REQUIREMENTS: State how many lines in the entries below contain "name". Write nothing but the number.

[Chart and figure data]
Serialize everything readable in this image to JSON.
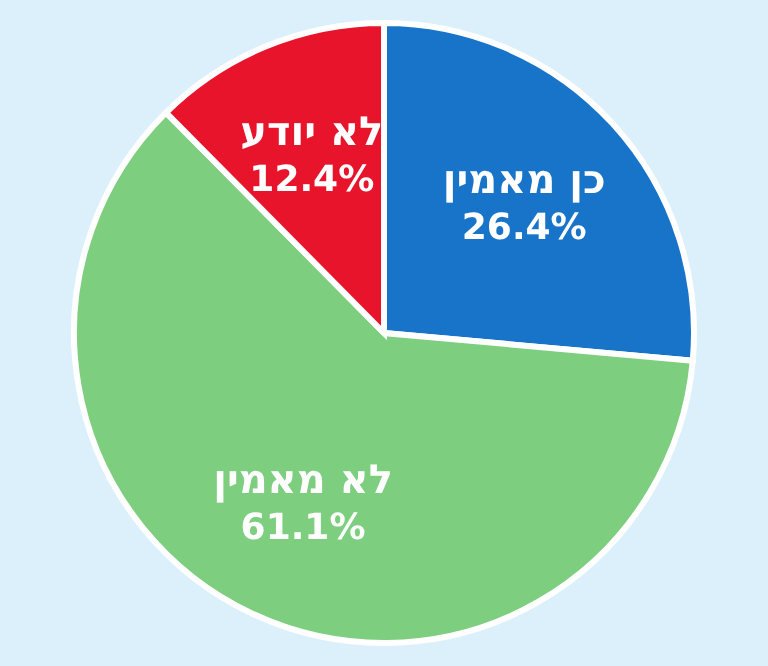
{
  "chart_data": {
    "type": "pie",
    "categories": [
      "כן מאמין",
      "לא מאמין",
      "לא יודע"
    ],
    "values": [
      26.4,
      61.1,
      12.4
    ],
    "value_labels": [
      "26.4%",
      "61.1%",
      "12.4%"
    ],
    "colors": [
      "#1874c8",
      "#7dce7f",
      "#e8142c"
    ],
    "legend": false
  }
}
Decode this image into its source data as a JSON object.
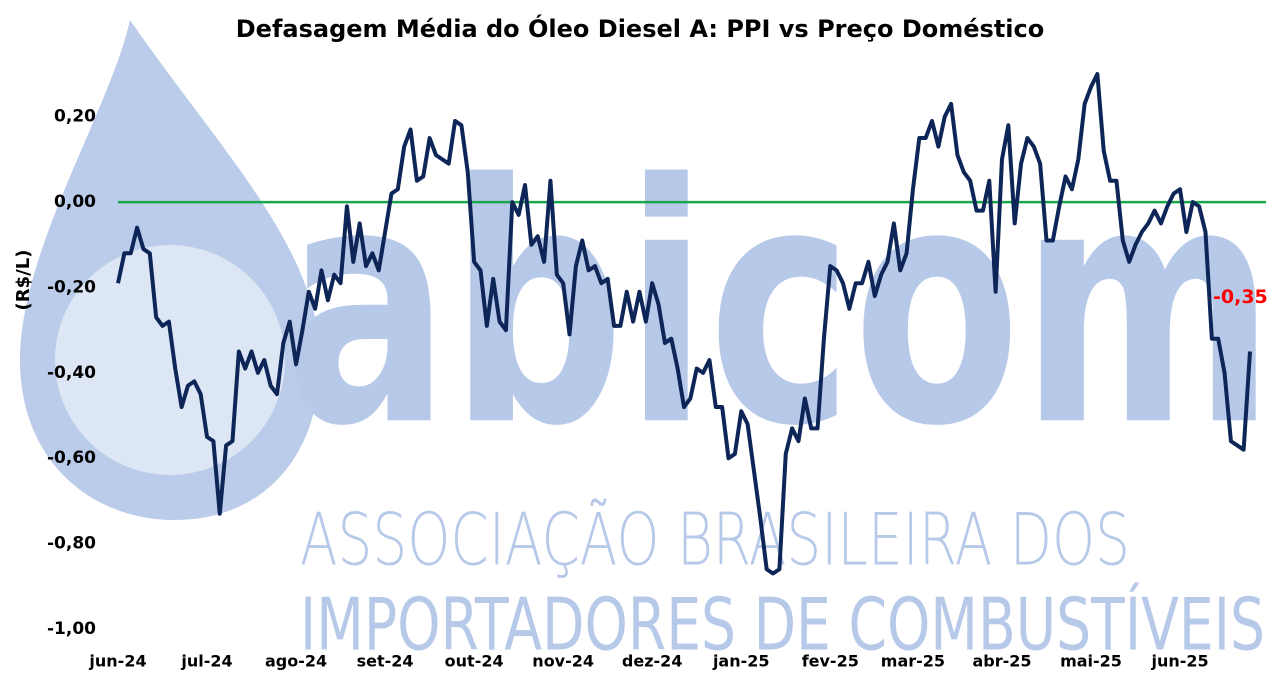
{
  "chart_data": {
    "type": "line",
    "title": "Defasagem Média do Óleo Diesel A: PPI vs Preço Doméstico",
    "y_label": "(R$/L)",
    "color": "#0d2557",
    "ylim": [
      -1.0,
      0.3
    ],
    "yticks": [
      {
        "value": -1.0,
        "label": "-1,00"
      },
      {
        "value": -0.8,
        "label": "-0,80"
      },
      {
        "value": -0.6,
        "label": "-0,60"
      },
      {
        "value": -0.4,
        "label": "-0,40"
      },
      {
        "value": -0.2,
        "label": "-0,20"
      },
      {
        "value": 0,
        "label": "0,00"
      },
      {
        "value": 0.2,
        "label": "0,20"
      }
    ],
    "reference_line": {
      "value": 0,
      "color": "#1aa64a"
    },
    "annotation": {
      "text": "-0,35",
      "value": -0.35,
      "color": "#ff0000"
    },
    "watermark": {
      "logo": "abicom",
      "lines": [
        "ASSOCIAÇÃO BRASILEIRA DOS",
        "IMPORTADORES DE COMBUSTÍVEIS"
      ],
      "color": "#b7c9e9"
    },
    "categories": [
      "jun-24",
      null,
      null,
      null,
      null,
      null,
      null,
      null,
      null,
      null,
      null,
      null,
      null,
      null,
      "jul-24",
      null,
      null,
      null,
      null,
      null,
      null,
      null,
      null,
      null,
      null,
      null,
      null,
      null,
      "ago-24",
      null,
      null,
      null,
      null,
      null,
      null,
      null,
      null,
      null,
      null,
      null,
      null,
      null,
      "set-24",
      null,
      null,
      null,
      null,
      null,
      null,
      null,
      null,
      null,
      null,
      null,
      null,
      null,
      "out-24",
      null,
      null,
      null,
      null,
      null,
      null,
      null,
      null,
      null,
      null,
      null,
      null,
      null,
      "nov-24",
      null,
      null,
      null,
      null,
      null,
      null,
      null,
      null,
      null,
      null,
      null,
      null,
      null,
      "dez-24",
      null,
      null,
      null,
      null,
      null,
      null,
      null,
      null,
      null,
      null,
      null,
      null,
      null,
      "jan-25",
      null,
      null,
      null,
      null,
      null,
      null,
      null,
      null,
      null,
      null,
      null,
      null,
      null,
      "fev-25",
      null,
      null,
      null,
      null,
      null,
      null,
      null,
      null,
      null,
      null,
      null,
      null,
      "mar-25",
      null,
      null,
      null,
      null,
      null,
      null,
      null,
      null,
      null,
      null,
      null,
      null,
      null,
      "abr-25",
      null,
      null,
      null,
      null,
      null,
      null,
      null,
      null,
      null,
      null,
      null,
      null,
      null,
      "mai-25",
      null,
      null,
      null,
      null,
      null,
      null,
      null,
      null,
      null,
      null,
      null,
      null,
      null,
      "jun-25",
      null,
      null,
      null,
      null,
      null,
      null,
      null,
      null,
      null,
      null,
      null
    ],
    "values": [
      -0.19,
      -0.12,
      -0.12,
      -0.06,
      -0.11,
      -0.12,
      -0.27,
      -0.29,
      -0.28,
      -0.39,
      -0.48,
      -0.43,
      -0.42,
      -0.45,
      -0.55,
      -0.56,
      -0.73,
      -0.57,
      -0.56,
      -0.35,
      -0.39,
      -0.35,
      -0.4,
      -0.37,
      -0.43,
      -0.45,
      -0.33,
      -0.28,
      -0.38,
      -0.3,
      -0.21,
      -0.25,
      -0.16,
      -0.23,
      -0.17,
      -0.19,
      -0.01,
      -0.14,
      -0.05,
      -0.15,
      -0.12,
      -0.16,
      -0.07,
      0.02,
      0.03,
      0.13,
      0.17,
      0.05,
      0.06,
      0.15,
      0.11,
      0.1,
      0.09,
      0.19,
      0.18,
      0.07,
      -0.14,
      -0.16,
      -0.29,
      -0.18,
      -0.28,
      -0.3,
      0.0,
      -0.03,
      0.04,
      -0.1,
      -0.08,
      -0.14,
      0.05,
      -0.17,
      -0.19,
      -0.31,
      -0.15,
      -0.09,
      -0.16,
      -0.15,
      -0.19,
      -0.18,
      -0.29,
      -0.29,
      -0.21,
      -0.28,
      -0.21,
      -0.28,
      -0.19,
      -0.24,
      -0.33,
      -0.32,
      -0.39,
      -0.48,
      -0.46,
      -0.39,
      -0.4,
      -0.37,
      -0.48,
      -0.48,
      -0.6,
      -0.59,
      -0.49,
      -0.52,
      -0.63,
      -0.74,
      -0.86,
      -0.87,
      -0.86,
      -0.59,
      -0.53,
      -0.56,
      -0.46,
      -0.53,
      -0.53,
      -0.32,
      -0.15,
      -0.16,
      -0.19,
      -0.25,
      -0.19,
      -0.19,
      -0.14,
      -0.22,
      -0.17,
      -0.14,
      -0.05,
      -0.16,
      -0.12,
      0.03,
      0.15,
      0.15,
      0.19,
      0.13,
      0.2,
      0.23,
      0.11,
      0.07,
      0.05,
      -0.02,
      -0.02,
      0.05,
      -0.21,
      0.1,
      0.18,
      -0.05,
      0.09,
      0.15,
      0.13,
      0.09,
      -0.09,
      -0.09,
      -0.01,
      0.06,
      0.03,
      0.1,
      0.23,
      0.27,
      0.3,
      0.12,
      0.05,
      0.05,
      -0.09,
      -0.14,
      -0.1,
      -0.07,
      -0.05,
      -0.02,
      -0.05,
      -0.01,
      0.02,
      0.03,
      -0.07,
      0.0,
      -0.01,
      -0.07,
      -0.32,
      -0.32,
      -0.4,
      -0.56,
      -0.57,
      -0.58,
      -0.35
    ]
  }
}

--

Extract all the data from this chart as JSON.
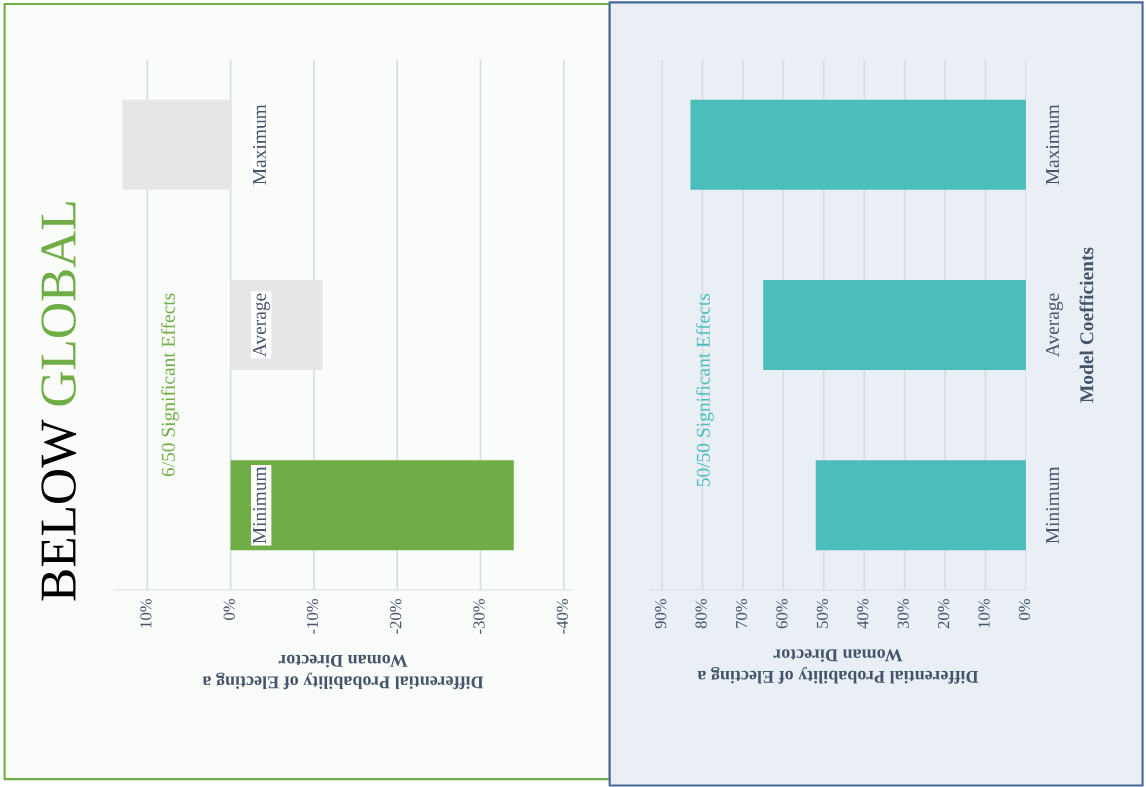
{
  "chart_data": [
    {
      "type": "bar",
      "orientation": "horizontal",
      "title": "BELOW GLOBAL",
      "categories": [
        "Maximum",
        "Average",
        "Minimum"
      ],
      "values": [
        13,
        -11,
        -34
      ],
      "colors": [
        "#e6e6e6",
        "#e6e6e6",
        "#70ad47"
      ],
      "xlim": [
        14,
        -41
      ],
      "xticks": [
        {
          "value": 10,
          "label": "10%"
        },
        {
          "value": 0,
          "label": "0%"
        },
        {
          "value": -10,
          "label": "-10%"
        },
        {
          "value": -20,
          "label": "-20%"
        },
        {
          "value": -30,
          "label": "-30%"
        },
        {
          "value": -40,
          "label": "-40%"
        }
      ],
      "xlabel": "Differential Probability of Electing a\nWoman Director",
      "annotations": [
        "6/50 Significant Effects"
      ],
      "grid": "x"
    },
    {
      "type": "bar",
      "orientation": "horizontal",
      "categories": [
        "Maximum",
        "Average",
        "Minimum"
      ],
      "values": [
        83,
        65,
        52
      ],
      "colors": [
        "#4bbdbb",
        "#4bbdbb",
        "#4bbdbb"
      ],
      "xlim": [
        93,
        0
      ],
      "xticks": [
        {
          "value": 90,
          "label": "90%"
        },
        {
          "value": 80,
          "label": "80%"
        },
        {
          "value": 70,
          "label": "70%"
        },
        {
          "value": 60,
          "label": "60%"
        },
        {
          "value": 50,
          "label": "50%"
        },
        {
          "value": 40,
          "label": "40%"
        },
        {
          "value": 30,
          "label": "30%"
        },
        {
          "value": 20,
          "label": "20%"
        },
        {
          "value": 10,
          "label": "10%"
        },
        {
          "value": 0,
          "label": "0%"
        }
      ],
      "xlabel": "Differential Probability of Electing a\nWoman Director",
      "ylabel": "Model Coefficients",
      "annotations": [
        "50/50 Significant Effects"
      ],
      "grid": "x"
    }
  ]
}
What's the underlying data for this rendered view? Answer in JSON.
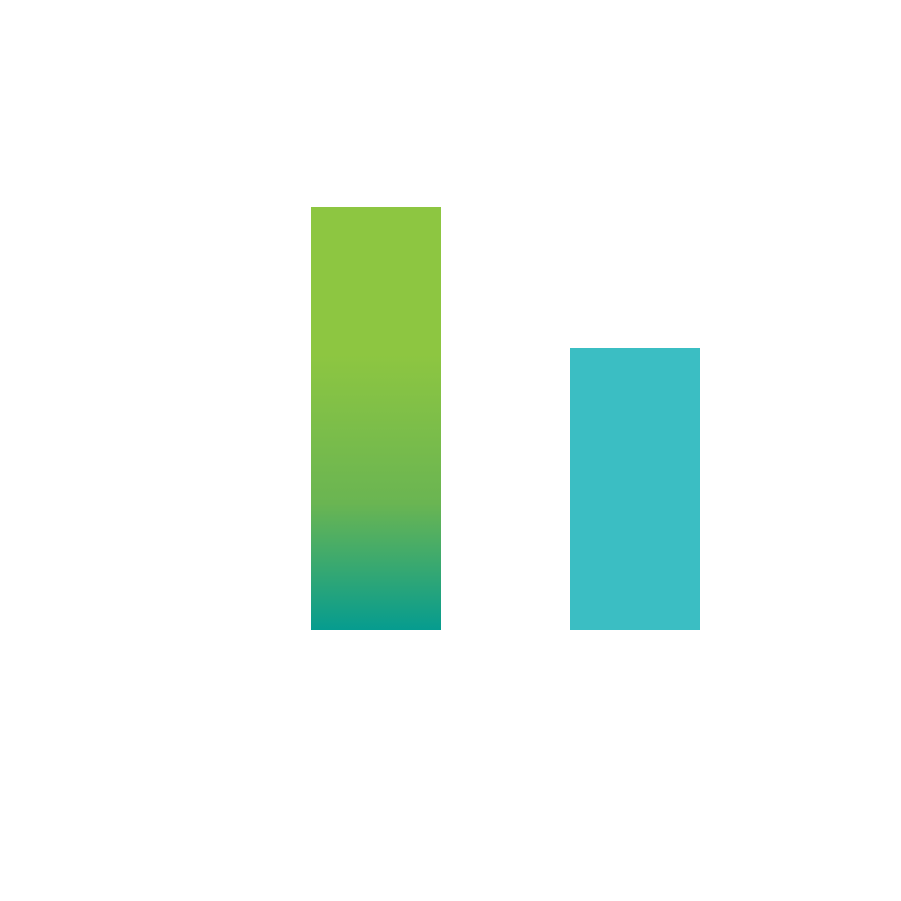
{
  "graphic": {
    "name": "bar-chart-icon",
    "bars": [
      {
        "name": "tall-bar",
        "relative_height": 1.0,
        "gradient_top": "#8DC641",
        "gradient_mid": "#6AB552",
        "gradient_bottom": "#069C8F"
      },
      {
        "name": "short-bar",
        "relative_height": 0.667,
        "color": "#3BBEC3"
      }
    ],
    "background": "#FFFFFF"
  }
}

SOLVED PROBLEM: 3